Page text:
((
Silgan Packs Away Another Deal

By Stephen D. Simpson, CFA | April 14, 2011 AAA

Investors likely don't give much of a thought to packaging companies, unless it is to consider the ramifications of scare-stories like the presence of bisphenol A (BPA) in food cans. After all, this is just a commodity business with low growth potential, right?

Well, maybe not. It's absolutely true that packaging is not exciting from a growth perspective, but there is a lot to be said for an industry with customer-supplier relationships measured in decades of years, consistent margins and cash flow and consolidation potential. With that in mind, the deal between
Silgan (Nasdaq:SLGN) and Graham Packaging (NYSE:GRM) becomes a little more interesting.

Tutorial: The Basics Of Mergers And Acquisitions

Terms of the Deal
Silgan has long been an active acquirer, doing over 25 deals in the last 25 years, but Wednesday's deal for Graham is a whopper by past standards. Silgan is acquiring this plastic packaging specialist in a deal worth $4.1 billion based upon the pre-deal values of the respective stocks.
))
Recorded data
((
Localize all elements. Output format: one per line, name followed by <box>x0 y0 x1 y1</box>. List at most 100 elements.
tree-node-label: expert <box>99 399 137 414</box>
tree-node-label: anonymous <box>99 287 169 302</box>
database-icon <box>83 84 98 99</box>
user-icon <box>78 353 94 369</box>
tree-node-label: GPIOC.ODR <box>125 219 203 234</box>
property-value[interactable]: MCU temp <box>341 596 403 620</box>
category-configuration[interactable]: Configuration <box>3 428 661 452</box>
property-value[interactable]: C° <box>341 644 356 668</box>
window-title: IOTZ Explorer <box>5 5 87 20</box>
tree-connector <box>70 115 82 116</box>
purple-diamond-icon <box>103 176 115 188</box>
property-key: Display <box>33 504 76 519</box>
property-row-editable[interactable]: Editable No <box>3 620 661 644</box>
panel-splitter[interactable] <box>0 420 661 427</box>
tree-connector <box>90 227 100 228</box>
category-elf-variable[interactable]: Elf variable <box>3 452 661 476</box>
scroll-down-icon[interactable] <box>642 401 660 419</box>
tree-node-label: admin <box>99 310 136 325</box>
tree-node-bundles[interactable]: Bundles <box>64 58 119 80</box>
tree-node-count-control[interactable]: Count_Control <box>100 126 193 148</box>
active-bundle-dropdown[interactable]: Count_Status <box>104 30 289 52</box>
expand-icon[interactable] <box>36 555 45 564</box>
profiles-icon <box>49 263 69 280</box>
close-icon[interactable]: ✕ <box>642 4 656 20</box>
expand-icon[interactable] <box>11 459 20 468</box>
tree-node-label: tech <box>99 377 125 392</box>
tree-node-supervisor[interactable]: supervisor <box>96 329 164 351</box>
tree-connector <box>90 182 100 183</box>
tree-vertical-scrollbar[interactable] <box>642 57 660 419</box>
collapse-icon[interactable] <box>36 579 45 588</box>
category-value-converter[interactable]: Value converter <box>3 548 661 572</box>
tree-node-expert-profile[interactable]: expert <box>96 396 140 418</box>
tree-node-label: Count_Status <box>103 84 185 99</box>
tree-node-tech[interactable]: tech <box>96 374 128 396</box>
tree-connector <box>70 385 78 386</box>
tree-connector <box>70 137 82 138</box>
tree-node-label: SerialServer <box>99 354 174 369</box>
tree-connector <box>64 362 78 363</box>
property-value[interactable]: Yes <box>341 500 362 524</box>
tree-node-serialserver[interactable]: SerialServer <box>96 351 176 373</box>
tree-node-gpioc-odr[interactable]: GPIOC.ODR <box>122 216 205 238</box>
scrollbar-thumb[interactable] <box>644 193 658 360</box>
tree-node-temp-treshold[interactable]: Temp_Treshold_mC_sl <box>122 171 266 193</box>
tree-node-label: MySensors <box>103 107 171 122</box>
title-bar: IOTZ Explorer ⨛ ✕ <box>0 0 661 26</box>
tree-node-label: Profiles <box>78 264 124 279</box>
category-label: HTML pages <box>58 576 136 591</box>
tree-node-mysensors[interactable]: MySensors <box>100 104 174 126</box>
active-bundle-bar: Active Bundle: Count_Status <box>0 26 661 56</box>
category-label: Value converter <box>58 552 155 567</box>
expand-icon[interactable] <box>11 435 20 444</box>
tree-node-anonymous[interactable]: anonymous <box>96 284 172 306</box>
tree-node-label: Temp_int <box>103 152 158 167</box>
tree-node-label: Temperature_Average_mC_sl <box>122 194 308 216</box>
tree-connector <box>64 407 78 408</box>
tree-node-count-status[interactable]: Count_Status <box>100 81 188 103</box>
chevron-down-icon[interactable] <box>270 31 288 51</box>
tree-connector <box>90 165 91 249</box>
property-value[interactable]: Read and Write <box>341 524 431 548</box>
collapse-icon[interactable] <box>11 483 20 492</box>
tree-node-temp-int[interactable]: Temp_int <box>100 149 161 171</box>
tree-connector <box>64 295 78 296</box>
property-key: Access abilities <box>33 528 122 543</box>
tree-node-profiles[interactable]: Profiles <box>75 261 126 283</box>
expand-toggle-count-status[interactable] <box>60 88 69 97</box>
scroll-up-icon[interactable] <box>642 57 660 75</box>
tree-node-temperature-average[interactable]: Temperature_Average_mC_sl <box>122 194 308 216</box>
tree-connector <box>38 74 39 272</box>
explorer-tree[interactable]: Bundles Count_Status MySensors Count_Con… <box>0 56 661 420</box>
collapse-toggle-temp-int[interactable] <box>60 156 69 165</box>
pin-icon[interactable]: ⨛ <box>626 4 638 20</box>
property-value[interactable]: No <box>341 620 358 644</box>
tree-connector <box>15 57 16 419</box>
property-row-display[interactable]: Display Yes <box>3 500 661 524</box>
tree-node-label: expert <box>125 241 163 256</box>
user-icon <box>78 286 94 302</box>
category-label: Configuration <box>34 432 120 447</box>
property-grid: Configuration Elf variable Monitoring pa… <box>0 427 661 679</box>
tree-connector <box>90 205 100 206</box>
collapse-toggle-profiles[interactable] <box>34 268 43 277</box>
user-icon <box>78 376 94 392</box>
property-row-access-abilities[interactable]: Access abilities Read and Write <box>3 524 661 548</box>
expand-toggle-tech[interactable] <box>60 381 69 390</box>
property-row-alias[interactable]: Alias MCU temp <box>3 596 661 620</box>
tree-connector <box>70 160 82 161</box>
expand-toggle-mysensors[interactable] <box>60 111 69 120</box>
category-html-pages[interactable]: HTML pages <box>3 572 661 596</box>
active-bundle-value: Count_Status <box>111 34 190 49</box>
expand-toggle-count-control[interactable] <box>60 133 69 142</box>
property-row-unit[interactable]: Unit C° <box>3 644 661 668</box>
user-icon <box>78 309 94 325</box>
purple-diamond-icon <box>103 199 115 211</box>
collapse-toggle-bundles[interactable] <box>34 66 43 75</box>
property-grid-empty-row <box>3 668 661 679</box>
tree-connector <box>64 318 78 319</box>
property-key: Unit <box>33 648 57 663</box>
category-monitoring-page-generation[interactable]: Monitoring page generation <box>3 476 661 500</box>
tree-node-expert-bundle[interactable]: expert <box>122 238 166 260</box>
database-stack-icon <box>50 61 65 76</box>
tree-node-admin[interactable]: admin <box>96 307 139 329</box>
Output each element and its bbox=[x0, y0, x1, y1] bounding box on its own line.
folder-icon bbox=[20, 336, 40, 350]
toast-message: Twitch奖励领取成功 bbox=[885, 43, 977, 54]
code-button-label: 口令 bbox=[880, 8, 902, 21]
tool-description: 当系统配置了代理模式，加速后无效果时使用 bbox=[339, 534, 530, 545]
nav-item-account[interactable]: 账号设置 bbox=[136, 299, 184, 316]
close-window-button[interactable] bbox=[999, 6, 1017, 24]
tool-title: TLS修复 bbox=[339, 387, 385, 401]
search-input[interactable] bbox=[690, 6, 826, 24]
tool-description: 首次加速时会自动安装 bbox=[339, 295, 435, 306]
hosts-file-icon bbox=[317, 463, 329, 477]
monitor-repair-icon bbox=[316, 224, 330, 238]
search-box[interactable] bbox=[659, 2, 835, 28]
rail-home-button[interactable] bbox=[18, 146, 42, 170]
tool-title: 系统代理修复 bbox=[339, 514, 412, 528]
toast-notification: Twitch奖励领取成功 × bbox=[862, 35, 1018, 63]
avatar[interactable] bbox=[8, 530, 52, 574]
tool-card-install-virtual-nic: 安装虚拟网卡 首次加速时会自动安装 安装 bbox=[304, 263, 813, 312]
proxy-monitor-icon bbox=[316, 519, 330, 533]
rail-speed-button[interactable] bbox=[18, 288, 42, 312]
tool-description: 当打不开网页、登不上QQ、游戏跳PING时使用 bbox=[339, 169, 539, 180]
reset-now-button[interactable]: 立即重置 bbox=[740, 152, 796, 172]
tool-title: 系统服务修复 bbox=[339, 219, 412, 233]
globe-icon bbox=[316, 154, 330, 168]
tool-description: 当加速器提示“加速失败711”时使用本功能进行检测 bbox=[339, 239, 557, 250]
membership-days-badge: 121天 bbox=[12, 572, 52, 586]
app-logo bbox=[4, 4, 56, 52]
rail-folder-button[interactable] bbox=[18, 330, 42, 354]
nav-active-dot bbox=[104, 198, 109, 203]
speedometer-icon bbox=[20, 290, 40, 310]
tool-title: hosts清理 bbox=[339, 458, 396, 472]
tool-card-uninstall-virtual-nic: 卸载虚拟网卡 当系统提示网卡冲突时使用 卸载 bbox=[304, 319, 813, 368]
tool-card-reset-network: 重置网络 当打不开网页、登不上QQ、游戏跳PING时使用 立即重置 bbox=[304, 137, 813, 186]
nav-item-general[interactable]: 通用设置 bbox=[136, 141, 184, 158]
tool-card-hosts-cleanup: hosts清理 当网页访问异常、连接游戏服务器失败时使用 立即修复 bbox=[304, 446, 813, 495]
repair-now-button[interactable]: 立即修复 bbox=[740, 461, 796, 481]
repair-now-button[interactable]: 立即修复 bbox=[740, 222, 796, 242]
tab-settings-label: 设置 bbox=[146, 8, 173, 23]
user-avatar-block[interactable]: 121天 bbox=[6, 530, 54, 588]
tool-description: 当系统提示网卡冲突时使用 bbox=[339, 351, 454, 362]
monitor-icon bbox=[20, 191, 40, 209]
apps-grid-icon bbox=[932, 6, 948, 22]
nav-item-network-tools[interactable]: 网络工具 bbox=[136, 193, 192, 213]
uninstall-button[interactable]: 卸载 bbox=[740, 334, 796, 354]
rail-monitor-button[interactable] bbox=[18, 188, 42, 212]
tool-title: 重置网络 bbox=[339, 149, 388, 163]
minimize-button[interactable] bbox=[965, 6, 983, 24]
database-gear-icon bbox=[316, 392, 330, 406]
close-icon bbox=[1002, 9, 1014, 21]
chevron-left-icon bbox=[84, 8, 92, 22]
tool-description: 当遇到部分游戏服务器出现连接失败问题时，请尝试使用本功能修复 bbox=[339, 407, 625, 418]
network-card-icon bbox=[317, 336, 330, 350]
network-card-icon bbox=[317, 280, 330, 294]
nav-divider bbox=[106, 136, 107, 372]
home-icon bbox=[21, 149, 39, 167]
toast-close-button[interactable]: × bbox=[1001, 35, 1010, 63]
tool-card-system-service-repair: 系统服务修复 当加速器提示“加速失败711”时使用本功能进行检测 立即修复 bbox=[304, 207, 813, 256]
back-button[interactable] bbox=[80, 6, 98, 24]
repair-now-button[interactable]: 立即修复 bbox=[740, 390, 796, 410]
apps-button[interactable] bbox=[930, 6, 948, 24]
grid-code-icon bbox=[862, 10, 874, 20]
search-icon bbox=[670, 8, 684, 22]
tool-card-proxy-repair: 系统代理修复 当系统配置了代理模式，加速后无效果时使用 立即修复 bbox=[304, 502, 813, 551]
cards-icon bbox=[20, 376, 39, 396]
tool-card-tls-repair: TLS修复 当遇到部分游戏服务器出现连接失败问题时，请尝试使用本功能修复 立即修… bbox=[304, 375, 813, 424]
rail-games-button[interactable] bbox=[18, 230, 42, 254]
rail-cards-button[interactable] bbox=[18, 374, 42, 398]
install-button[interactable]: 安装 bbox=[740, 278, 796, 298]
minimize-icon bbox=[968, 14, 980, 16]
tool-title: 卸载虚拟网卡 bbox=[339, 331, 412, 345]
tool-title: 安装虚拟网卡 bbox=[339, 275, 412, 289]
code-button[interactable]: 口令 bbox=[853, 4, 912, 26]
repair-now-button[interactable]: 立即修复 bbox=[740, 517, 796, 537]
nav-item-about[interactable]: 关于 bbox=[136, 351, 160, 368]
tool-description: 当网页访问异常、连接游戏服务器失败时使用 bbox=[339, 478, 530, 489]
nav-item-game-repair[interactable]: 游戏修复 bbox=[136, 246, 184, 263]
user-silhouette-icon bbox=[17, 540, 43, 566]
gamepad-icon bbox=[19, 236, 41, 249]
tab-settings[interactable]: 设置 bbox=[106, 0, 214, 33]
))
Aim 1: In the Silgan article, what is the deal for Graham Packaging worth?
Aim 2: List the qualities of the packaging industry that the Silgan article says there is a lot to be said for.
Answer from the Silgan article alone.

Finished answer 1: $4.1 billion, based on the pre-deal values of the respective stocks.

Finished answer 2:
- Customer-supplier relationships measured in decades of years
- Consistent margins and cash flow
- Consolidation potential